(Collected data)
╭──
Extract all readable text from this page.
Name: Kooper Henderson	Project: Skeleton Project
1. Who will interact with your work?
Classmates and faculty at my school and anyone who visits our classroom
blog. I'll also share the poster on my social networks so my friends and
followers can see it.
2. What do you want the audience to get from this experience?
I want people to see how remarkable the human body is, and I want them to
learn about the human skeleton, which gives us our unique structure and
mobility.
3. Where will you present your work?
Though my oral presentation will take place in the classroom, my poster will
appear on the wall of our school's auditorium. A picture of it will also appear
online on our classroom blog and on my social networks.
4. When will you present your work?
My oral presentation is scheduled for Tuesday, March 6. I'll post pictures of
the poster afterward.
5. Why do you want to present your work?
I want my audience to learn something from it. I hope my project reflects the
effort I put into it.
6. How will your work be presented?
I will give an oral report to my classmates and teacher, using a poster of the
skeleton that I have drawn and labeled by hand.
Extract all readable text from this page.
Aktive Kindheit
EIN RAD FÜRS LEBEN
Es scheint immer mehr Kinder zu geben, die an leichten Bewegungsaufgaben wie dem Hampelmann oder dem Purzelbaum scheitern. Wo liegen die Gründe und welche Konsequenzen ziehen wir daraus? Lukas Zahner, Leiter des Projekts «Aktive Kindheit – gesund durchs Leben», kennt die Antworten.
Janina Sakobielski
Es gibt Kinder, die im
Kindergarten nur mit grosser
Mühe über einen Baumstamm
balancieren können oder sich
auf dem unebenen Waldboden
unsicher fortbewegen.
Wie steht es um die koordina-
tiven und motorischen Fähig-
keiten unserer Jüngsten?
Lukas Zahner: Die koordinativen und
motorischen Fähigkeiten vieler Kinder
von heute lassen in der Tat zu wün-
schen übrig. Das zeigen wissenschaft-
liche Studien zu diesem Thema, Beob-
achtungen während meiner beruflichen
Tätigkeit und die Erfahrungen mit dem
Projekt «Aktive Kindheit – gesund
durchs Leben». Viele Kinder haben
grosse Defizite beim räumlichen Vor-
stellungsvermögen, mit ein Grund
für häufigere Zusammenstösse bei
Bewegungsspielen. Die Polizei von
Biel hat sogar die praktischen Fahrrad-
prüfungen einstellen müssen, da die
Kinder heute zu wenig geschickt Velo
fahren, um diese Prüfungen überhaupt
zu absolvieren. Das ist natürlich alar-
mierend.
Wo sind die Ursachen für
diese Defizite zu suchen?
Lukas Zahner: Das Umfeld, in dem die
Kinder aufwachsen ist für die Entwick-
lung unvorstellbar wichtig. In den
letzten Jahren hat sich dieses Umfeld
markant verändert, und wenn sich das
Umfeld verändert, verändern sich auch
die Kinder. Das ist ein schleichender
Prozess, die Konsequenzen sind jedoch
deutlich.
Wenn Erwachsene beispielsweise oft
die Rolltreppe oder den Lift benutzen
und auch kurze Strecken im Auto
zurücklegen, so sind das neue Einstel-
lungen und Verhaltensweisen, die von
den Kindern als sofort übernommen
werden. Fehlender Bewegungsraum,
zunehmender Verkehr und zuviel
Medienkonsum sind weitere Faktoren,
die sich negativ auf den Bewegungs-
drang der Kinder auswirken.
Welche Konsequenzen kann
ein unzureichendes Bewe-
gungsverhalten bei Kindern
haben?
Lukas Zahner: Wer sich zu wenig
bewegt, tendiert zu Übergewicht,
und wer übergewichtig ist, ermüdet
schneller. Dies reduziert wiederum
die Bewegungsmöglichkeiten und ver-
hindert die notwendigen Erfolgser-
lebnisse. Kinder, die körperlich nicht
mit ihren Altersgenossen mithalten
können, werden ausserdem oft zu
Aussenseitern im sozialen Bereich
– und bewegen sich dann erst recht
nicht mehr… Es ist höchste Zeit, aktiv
╰──
THE EXERCISE: Copy out every entry again, exactly as it was given.

RESPONSE TO THIS EXERCISE:
Extract all readable text from this page.
Name: Kooper Henderson	Project: Skeleton Project
1. Who will interact with your work?
Classmates and faculty at my school and anyone who visits our classroom
blog. I'll also share the poster on my social networks so my friends and
followers can see it.
2. What do you want the audience to get from this experience?
I want people to see how remarkable the human body is, and I want them to
learn about the human skeleton, which gives us our unique structure and
mobility.
3. Where will you present your work?
Though my oral presentation will take place in the classroom, my poster will
appear on the wall of our school's auditorium. A picture of it will also appear
online on our classroom blog and on my social networks.
4. When will you present your work?
My oral presentation is scheduled for Tuesday, March 6. I'll post pictures of
the poster afterward.
5. Why do you want to present your work?
I want my audience to learn something from it. I hope my project reflects the
effort I put into it.
6. How will your work be presented?
I will give an oral report to my classmates and teacher, using a poster of the
skeleton that I have drawn and labeled by hand.
Extract all readable text from this page.
Aktive Kindheit
EIN RAD FÜRS LEBEN
Es scheint immer mehr Kinder zu geben, die an leichten Bewegungsaufgaben wie dem Hampelmann oder dem Purzelbaum scheitern. Wo liegen die Gründe und welche Konsequenzen ziehen wir daraus? Lukas Zahner, Leiter des Projekts «Aktive Kindheit – gesund durchs Leben», kennt die Antworten.
Janina Sakobielski
Es gibt Kinder, die im
Kindergarten nur mit grosser
Mühe über einen Baumstamm
balancieren können oder sich
auf dem unebenen Waldboden
unsicher fortbewegen.
Wie steht es um die koordina-
tiven und motorischen Fähig-
keiten unserer Jüngsten?
Lukas Zahner: Die koordinativen und
motorischen Fähigkeiten vieler Kinder
von heute lassen in der Tat zu wün-
schen übrig. Das zeigen wissenschaft-
liche Studien zu diesem Thema, Beob-
achtungen während meiner beruflichen
Tätigkeit und die Erfahrungen mit dem
Projekt «Aktive Kindheit – gesund
durchs Leben». Viele Kinder haben
grosse Defizite beim räumlichen Vor-
stellungsvermögen, mit ein Grund
für häufigere Zusammenstösse bei
Bewegungsspielen. Die Polizei von
Biel hat sogar die praktischen Fahrrad-
prüfungen einstellen müssen, da die
Kinder heute zu wenig geschickt Velo
fahren, um diese Prüfungen überhaupt
zu absolvieren. Das ist natürlich alar-
mierend.
Wo sind die Ursachen für
diese Defizite zu suchen?
Lukas Zahner: Das Umfeld, in dem die
Kinder aufwachsen ist für die Entwick-
lung unvorstellbar wichtig. In den
letzten Jahren hat sich dieses Umfeld
markant verändert, und wenn sich das
Umfeld verändert, verändern sich auch
die Kinder. Das ist ein schleichender
Prozess, die Konsequenzen sind jedoch
deutlich.
Wenn Erwachsene beispielsweise oft
die Rolltreppe oder den Lift benutzen
und auch kurze Strecken im Auto
zurücklegen, so sind das neue Einstel-
lungen und Verhaltensweisen, die von
den Kindern als sofort übernommen
werden. Fehlender Bewegungsraum,
zunehmender Verkehr und zuviel
Medienkonsum sind weitere Faktoren,
die sich negativ auf den Bewegungs-
drang der Kinder auswirken.
Welche Konsequenzen kann
ein unzureichendes Bewe-
gungsverhalten bei Kindern
haben?
Lukas Zahner: Wer sich zu wenig
bewegt, tendiert zu Übergewicht,
und wer übergewichtig ist, ermüdet
schneller. Dies reduziert wiederum
die Bewegungsmöglichkeiten und ver-
hindert die notwendigen Erfolgser-
lebnisse. Kinder, die körperlich nicht
mit ihren Altersgenossen mithalten
können, werden ausserdem oft zu
Aussenseitern im sozialen Bereich
– und bewegen sich dann erst recht
nicht mehr… Es ist höchste Zeit, aktiv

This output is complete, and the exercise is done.